The exercise: Copy out the data below verbatim.

Entries supplied:
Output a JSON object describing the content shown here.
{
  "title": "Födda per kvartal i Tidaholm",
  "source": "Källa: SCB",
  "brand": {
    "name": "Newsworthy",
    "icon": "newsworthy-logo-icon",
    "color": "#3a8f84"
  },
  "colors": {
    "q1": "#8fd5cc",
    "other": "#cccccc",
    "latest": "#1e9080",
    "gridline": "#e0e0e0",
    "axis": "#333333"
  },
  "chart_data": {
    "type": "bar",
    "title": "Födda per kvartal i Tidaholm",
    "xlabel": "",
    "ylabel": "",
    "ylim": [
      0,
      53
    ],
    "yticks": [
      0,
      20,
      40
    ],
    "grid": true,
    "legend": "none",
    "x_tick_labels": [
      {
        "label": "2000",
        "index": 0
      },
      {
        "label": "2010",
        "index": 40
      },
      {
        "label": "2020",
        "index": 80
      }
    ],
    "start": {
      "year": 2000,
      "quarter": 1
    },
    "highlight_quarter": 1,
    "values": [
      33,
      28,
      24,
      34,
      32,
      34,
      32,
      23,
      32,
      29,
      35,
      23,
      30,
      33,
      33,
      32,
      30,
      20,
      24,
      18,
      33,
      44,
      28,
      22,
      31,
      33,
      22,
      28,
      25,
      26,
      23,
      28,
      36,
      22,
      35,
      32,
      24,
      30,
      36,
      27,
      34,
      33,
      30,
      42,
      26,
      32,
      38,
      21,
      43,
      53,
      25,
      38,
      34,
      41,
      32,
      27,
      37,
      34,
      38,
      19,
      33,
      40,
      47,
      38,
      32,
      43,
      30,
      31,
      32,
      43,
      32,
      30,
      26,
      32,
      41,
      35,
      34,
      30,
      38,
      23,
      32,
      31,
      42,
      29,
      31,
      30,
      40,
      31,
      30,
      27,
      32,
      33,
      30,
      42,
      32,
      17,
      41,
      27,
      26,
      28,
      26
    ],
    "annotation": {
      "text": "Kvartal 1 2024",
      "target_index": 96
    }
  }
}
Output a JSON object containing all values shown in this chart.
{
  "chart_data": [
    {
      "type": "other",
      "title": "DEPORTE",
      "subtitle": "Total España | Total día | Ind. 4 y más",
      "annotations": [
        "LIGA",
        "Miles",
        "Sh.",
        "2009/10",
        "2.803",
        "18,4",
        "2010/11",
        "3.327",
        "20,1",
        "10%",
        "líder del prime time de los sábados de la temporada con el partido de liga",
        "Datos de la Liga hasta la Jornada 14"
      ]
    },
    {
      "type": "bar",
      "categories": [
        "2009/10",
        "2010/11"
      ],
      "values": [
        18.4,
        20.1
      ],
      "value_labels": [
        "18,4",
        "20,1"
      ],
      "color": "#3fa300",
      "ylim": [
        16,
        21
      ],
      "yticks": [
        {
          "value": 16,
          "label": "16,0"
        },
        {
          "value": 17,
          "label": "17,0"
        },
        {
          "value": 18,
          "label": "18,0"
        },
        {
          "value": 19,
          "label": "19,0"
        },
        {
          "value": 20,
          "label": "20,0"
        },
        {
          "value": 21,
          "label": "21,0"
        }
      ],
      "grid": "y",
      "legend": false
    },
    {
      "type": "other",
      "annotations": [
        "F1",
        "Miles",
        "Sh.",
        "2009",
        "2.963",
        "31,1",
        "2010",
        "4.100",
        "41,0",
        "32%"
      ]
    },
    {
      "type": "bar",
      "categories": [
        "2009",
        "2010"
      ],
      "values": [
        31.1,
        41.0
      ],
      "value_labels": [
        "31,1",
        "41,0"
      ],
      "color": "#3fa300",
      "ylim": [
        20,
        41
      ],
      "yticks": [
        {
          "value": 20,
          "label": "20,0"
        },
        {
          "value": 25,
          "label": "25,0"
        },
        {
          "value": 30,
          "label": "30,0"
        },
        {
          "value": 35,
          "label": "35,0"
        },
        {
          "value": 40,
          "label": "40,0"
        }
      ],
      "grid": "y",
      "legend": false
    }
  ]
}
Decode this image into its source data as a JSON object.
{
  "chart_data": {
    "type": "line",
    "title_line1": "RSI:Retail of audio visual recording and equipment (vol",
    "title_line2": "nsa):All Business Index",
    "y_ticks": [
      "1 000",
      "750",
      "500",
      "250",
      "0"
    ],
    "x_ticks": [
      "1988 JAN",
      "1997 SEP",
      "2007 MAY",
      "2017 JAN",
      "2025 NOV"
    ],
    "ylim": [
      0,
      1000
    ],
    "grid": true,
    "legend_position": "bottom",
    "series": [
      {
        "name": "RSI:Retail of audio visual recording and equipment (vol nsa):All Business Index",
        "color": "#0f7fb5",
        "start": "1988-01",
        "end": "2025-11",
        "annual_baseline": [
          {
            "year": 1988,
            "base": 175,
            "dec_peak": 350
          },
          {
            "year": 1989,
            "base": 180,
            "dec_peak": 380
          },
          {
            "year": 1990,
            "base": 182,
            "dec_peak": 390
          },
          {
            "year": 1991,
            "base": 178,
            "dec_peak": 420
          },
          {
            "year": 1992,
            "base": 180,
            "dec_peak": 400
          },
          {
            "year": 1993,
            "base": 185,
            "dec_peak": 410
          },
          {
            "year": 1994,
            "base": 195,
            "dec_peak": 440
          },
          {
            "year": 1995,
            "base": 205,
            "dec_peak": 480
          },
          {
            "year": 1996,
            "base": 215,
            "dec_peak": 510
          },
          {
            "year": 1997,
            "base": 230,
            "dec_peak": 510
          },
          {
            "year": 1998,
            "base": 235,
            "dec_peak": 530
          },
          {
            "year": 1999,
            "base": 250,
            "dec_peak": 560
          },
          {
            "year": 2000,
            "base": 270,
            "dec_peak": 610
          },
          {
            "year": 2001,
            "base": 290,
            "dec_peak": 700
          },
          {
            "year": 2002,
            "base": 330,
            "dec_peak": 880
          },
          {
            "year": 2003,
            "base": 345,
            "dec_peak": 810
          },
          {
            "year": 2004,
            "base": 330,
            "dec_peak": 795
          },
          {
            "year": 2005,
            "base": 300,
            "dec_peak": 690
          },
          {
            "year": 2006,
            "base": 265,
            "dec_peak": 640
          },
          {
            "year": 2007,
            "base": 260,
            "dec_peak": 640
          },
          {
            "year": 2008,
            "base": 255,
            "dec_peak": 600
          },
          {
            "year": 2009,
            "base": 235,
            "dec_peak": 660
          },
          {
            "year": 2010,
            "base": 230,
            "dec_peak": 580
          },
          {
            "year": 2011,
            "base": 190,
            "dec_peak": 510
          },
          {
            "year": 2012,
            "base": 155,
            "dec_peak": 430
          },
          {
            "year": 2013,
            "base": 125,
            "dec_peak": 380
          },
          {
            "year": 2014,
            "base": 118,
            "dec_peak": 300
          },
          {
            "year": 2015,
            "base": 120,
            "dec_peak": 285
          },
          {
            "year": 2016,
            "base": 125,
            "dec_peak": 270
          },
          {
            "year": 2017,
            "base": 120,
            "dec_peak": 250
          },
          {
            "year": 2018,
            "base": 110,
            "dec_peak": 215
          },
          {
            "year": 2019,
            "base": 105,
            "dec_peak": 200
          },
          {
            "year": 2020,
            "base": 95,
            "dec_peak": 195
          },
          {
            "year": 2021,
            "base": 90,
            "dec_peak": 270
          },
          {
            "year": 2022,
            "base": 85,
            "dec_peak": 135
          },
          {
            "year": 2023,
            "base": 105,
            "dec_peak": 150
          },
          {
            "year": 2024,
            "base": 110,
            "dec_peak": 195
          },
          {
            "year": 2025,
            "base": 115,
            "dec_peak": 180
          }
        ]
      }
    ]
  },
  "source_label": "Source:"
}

Finished task:
Output a JSON object describing the content shown here.
{
  "title": "Födda per kvartal i Tidaholm",
  "source": "Källa: SCB",
  "brand": {
    "name": "Newsworthy",
    "icon": "newsworthy-logo-icon",
    "color": "#3a8f84"
  },
  "colors": {
    "q1": "#8fd5cc",
    "other": "#cccccc",
    "latest": "#1e9080",
    "gridline": "#e0e0e0",
    "axis": "#333333"
  },
  "chart_data": {
    "type": "bar",
    "title": "Födda per kvartal i Tidaholm",
    "xlabel": "",
    "ylabel": "",
    "ylim": [
      0,
      53
    ],
    "yticks": [
      0,
      20,
      40
    ],
    "grid": true,
    "legend": "none",
    "x_tick_labels": [
      {
        "label": "2000",
        "index": 0
      },
      {
        "label": "2010",
        "index": 40
      },
      {
        "label": "2020",
        "index": 80
      }
    ],
    "start": {
      "year": 2000,
      "quarter": 1
    },
    "highlight_quarter": 1,
    "values": [
      33,
      28,
      24,
      34,
      32,
      34,
      32,
      23,
      32,
      29,
      35,
      23,
      30,
      33,
      33,
      32,
      30,
      20,
      24,
      18,
      33,
      44,
      28,
      22,
      31,
      33,
      22,
      28,
      25,
      26,
      23,
      28,
      36,
      22,
      35,
      32,
      24,
      30,
      36,
      27,
      34,
      33,
      30,
      42,
      26,
      32,
      38,
      21,
      43,
      53,
      25,
      38,
      34,
      41,
      32,
      27,
      37,
      34,
      38,
      19,
      33,
      40,
      47,
      38,
      32,
      43,
      30,
      31,
      32,
      43,
      32,
      30,
      26,
      32,
      41,
      35,
      34,
      30,
      38,
      23,
      32,
      31,
      42,
      29,
      31,
      30,
      40,
      31,
      30,
      27,
      32,
      33,
      30,
      42,
      32,
      17,
      41,
      27,
      26,
      28,
      26
    ],
    "annotation": {
      "text": "Kvartal 1 2024",
      "target_index": 96
    }
  }
}
Output a JSON object containing all values shown in this chart.
{
  "chart_data": [
    {
      "type": "other",
      "title": "DEPORTE",
      "subtitle": "Total España | Total día | Ind. 4 y más",
      "annotations": [
        "LIGA",
        "Miles",
        "Sh.",
        "2009/10",
        "2.803",
        "18,4",
        "2010/11",
        "3.327",
        "20,1",
        "10%",
        "líder del prime time de los sábados de la temporada con el partido de liga",
        "Datos de la Liga hasta la Jornada 14"
      ]
    },
    {
      "type": "bar",
      "categories": [
        "2009/10",
        "2010/11"
      ],
      "values": [
        18.4,
        20.1
      ],
      "value_labels": [
        "18,4",
        "20,1"
      ],
      "color": "#3fa300",
      "ylim": [
        16,
        21
      ],
      "yticks": [
        {
          "value": 16,
          "label": "16,0"
        },
        {
          "value": 17,
          "label": "17,0"
        },
        {
          "value": 18,
          "label": "18,0"
        },
        {
          "value": 19,
          "label": "19,0"
        },
        {
          "value": 20,
          "label": "20,0"
        },
        {
          "value": 21,
          "label": "21,0"
        }
      ],
      "grid": "y",
      "legend": false
    },
    {
      "type": "other",
      "annotations": [
        "F1",
        "Miles",
        "Sh.",
        "2009",
        "2.963",
        "31,1",
        "2010",
        "4.100",
        "41,0",
        "32%"
      ]
    },
    {
      "type": "bar",
      "categories": [
        "2009",
        "2010"
      ],
      "values": [
        31.1,
        41.0
      ],
      "value_labels": [
        "31,1",
        "41,0"
      ],
      "color": "#3fa300",
      "ylim": [
        20,
        41
      ],
      "yticks": [
        {
          "value": 20,
          "label": "20,0"
        },
        {
          "value": 25,
          "label": "25,0"
        },
        {
          "value": 30,
          "label": "30,0"
        },
        {
          "value": 35,
          "label": "35,0"
        },
        {
          "value": 40,
          "label": "40,0"
        }
      ],
      "grid": "y",
      "legend": false
    }
  ]
}
Decode this image into its source data as a JSON object.
{
  "chart_data": {
    "type": "line",
    "title_line1": "RSI:Retail of audio visual recording and equipment (vol",
    "title_line2": "nsa):All Business Index",
    "y_ticks": [
      "1 000",
      "750",
      "500",
      "250",
      "0"
    ],
    "x_ticks": [
      "1988 JAN",
      "1997 SEP",
      "2007 MAY",
      "2017 JAN",
      "2025 NOV"
    ],
    "ylim": [
      0,
      1000
    ],
    "grid": true,
    "legend_position": "bottom",
    "series": [
      {
        "name": "RSI:Retail of audio visual recording and equipment (vol nsa):All Business Index",
        "color": "#0f7fb5",
        "start": "1988-01",
        "end": "2025-11",
        "annual_baseline": [
          {
            "year": 1988,
            "base": 175,
            "dec_peak": 350
          },
          {
            "year": 1989,
            "base": 180,
            "dec_peak": 380
          },
          {
            "year": 1990,
            "base": 182,
            "dec_peak": 390
          },
          {
            "year": 1991,
            "base": 178,
            "dec_peak": 420
          },
          {
            "year": 1992,
            "base": 180,
            "dec_peak": 400
          },
          {
            "year": 1993,
            "base": 185,
            "dec_peak": 410
          },
          {
            "year": 1994,
            "base": 195,
            "dec_peak": 440
          },
          {
            "year": 1995,
            "base": 205,
            "dec_peak": 480
          },
          {
            "year": 1996,
            "base": 215,
            "dec_peak": 510
          },
          {
            "year": 1997,
            "base": 230,
            "dec_peak": 510
          },
          {
            "year": 1998,
            "base": 235,
            "dec_peak": 530
          },
          {
            "year": 1999,
            "base": 250,
            "dec_peak": 560
          },
          {
            "year": 2000,
            "base": 270,
            "dec_peak": 610
          },
          {
            "year": 2001,
            "base": 290,
            "dec_peak": 700
          },
          {
            "year": 2002,
            "base": 330,
            "dec_peak": 880
          },
          {
            "year": 2003,
            "base": 345,
            "dec_peak": 810
          },
          {
            "year": 2004,
            "base": 330,
            "dec_peak": 795
          },
          {
            "year": 2005,
            "base": 300,
            "dec_peak": 690
          },
          {
            "year": 2006,
            "base": 265,
            "dec_peak": 640
          },
          {
            "year": 2007,
            "base": 260,
            "dec_peak": 640
          },
          {
            "year": 2008,
            "base": 255,
            "dec_peak": 600
          },
          {
            "year": 2009,
            "base": 235,
            "dec_peak": 660
          },
          {
            "year": 2010,
            "base": 230,
            "dec_peak": 580
          },
          {
            "year": 2011,
            "base": 190,
            "dec_peak": 510
          },
          {
            "year": 2012,
            "base": 155,
            "dec_peak": 430
          },
          {
            "year": 2013,
            "base": 125,
            "dec_peak": 380
          },
          {
            "year": 2014,
            "base": 118,
            "dec_peak": 300
          },
          {
            "year": 2015,
            "base": 120,
            "dec_peak": 285
          },
          {
            "year": 2016,
            "base": 125,
            "dec_peak": 270
          },
          {
            "year": 2017,
            "base": 120,
            "dec_peak": 250
          },
          {
            "year": 2018,
            "base": 110,
            "dec_peak": 215
          },
          {
            "year": 2019,
            "base": 105,
            "dec_peak": 200
          },
          {
            "year": 2020,
            "base": 95,
            "dec_peak": 195
          },
          {
            "year": 2021,
            "base": 90,
            "dec_peak": 270
          },
          {
            "year": 2022,
            "base": 85,
            "dec_peak": 135
          },
          {
            "year": 2023,
            "base": 105,
            "dec_peak": 150
          },
          {
            "year": 2024,
            "base": 110,
            "dec_peak": 195
          },
          {
            "year": 2025,
            "base": 115,
            "dec_peak": 180
          }
        ]
      }
    ]
  },
  "source_label": "Source:"
}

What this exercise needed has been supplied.